**TASK STATEMENT**
Your task is to retype each line of the data below exactly.

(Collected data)
::::::
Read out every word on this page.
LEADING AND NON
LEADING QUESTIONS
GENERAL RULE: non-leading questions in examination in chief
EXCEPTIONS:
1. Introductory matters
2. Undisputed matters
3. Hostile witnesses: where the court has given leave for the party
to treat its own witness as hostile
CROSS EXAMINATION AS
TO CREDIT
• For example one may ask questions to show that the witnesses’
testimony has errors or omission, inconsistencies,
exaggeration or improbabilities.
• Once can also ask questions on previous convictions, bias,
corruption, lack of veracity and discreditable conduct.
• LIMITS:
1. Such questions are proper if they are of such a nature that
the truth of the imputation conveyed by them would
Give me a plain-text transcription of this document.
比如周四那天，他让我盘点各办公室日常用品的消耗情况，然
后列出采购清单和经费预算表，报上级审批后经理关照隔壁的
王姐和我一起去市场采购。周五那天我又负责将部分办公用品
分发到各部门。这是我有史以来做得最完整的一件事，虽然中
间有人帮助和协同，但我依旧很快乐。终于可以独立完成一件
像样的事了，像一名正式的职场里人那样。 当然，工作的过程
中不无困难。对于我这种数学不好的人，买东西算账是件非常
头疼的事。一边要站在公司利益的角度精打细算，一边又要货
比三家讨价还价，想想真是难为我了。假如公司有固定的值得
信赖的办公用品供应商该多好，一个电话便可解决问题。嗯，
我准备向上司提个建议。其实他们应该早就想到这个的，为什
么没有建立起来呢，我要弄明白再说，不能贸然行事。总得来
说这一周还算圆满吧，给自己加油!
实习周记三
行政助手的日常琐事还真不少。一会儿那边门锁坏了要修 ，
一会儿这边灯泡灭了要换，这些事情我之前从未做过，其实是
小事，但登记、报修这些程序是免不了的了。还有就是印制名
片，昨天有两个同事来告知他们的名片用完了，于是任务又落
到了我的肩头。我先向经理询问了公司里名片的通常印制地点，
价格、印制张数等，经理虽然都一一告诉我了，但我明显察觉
::::::
**RESPONSE TO THIS TASK**
Read out every word on this page.
LEADING AND NON
LEADING QUESTIONS
GENERAL RULE: non-leading questions in examination in chief
EXCEPTIONS:
1. Introductory matters
2. Undisputed matters
3. Hostile witnesses: where the court has given leave for the party
to treat its own witness as hostile
CROSS EXAMINATION AS
TO CREDIT
• For example one may ask questions to show that the witnesses’
testimony has errors or omission, inconsistencies,
exaggeration or improbabilities.
• Once can also ask questions on previous convictions, bias,
corruption, lack of veracity and discreditable conduct.
• LIMITS:
1. Such questions are proper if they are of such a nature that
the truth of the imputation conveyed by them would
Give me a plain-text transcription of this document.
比如周四那天，他让我盘点各办公室日常用品的消耗情况，然
后列出采购清单和经费预算表，报上级审批后经理关照隔壁的
王姐和我一起去市场采购。周五那天我又负责将部分办公用品
分发到各部门。这是我有史以来做得最完整的一件事，虽然中
间有人帮助和协同，但我依旧很快乐。终于可以独立完成一件
像样的事了，像一名正式的职场里人那样。 当然，工作的过程
中不无困难。对于我这种数学不好的人，买东西算账是件非常
头疼的事。一边要站在公司利益的角度精打细算，一边又要货
比三家讨价还价，想想真是难为我了。假如公司有固定的值得
信赖的办公用品供应商该多好，一个电话便可解决问题。嗯，
我准备向上司提个建议。其实他们应该早就想到这个的，为什
么没有建立起来呢，我要弄明白再说，不能贸然行事。总得来
说这一周还算圆满吧，给自己加油!
实习周记三
行政助手的日常琐事还真不少。一会儿那边门锁坏了要修 ，
一会儿这边灯泡灭了要换，这些事情我之前从未做过，其实是
小事，但登记、报修这些程序是免不了的了。还有就是印制名
片，昨天有两个同事来告知他们的名片用完了，于是任务又落
到了我的肩头。我先向经理询问了公司里名片的通常印制地点，
价格、印制张数等，经理虽然都一一告诉我了，但我明显察觉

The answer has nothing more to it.